EXERCISE DIRECTIONS: Count the lines below that include the word "page" and write that number alone.

RECORDS SUPPLIED:
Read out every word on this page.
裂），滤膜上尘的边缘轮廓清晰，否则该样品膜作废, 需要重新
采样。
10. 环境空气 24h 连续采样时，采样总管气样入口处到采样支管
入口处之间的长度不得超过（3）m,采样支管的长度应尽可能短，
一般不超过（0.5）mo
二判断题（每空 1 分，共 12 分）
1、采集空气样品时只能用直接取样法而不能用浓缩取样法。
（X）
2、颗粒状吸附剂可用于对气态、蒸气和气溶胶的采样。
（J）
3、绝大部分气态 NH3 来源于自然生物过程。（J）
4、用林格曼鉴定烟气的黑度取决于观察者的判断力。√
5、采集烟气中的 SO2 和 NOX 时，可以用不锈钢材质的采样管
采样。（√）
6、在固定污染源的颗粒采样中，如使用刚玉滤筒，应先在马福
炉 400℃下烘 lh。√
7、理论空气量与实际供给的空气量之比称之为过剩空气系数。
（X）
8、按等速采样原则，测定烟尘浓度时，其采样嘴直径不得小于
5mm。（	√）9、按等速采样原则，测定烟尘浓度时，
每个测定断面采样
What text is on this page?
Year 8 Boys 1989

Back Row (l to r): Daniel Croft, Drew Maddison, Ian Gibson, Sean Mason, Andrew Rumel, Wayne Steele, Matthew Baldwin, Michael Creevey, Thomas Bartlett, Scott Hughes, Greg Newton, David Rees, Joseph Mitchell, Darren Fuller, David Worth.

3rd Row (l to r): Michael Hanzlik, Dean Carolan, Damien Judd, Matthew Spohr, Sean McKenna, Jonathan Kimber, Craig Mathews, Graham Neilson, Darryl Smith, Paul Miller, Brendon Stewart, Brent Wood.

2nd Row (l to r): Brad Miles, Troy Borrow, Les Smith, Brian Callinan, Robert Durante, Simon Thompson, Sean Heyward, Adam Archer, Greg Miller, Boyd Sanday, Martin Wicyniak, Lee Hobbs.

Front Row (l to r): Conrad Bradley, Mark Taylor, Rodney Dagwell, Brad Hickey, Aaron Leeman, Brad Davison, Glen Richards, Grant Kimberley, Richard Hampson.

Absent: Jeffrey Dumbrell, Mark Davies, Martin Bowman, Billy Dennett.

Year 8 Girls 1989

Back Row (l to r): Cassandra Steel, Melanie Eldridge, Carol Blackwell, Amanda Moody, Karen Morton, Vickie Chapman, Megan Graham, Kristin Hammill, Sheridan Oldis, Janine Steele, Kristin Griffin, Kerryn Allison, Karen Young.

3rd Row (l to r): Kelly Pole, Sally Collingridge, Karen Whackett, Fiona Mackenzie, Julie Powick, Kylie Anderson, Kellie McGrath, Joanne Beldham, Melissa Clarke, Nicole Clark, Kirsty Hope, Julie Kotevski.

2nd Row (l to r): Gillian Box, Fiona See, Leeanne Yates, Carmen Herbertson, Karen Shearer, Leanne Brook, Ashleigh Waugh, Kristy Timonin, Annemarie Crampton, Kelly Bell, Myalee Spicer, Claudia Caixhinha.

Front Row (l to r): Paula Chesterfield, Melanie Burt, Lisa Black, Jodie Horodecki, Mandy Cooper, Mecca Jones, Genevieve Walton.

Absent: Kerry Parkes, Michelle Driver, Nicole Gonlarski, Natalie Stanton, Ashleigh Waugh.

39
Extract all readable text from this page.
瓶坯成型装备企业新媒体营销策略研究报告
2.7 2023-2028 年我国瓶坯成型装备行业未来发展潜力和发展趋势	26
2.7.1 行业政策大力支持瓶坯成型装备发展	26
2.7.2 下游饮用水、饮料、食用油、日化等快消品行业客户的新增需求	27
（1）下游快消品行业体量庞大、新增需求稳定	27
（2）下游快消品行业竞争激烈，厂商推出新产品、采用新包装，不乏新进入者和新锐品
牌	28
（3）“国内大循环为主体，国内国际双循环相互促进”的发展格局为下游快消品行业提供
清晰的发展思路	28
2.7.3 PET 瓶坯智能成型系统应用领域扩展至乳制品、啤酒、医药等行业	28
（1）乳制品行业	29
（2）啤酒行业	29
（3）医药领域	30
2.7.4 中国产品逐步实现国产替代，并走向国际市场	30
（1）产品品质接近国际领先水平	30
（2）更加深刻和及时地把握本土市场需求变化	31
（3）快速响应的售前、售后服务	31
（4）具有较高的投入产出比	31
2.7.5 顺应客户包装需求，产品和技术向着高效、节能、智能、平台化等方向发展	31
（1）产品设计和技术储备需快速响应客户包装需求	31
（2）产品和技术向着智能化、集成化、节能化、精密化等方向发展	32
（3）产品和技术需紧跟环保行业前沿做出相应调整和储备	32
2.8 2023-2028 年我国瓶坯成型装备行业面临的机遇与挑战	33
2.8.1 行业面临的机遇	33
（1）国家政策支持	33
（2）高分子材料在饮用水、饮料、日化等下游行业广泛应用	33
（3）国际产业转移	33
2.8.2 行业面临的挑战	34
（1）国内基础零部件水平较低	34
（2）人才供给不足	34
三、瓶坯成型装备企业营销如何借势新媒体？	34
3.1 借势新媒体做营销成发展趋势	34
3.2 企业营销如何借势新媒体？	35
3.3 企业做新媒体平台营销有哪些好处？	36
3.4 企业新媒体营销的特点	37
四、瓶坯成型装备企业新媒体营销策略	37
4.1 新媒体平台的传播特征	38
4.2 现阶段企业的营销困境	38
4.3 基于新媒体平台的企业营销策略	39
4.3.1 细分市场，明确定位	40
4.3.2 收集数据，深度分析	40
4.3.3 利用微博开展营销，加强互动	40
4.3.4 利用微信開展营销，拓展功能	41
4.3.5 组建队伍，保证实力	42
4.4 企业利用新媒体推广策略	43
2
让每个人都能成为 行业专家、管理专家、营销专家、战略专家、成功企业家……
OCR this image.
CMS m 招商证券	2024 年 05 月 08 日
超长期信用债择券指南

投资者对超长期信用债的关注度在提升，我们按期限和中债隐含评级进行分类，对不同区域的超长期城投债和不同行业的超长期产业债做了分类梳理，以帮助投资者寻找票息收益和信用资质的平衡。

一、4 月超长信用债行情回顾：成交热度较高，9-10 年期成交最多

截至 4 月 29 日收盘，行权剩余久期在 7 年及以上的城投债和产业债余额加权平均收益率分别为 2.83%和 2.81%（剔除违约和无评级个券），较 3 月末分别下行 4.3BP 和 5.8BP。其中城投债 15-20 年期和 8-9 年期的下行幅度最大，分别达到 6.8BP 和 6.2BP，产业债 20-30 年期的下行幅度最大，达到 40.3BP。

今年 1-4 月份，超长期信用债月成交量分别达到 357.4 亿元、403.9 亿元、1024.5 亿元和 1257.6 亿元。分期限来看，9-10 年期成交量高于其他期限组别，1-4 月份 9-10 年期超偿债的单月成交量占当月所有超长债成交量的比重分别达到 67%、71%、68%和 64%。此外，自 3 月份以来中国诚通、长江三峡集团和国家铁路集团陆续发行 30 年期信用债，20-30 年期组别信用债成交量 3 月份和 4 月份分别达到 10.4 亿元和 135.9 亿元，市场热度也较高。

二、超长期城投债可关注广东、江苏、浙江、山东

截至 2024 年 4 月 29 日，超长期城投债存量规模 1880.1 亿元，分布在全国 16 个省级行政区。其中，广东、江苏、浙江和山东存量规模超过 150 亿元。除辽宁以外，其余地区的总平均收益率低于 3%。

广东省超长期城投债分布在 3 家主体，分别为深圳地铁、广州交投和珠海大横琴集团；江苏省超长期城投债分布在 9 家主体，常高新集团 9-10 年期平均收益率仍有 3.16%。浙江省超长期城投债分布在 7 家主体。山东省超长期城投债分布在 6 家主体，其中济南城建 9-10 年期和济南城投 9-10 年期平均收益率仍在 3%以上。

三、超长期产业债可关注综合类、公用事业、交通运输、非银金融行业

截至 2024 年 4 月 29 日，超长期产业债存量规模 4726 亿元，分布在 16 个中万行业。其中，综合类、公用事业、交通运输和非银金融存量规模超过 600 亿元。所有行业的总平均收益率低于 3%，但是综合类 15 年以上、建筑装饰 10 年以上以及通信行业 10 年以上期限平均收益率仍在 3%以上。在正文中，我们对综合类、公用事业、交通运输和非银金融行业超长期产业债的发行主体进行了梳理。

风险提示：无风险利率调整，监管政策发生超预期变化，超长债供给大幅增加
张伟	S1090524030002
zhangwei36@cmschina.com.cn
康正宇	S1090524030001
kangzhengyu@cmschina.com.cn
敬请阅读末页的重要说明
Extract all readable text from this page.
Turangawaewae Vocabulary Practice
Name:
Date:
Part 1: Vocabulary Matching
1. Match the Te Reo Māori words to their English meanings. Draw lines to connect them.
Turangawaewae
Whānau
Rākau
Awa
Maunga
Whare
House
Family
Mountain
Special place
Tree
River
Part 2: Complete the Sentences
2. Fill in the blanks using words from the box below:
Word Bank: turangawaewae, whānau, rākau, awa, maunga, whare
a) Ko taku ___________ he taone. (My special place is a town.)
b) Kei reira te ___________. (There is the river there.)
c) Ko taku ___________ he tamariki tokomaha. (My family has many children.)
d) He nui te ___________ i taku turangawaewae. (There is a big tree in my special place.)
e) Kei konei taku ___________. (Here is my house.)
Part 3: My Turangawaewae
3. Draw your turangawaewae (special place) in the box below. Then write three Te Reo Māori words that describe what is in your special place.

RESULT FOR THIS TASK: 4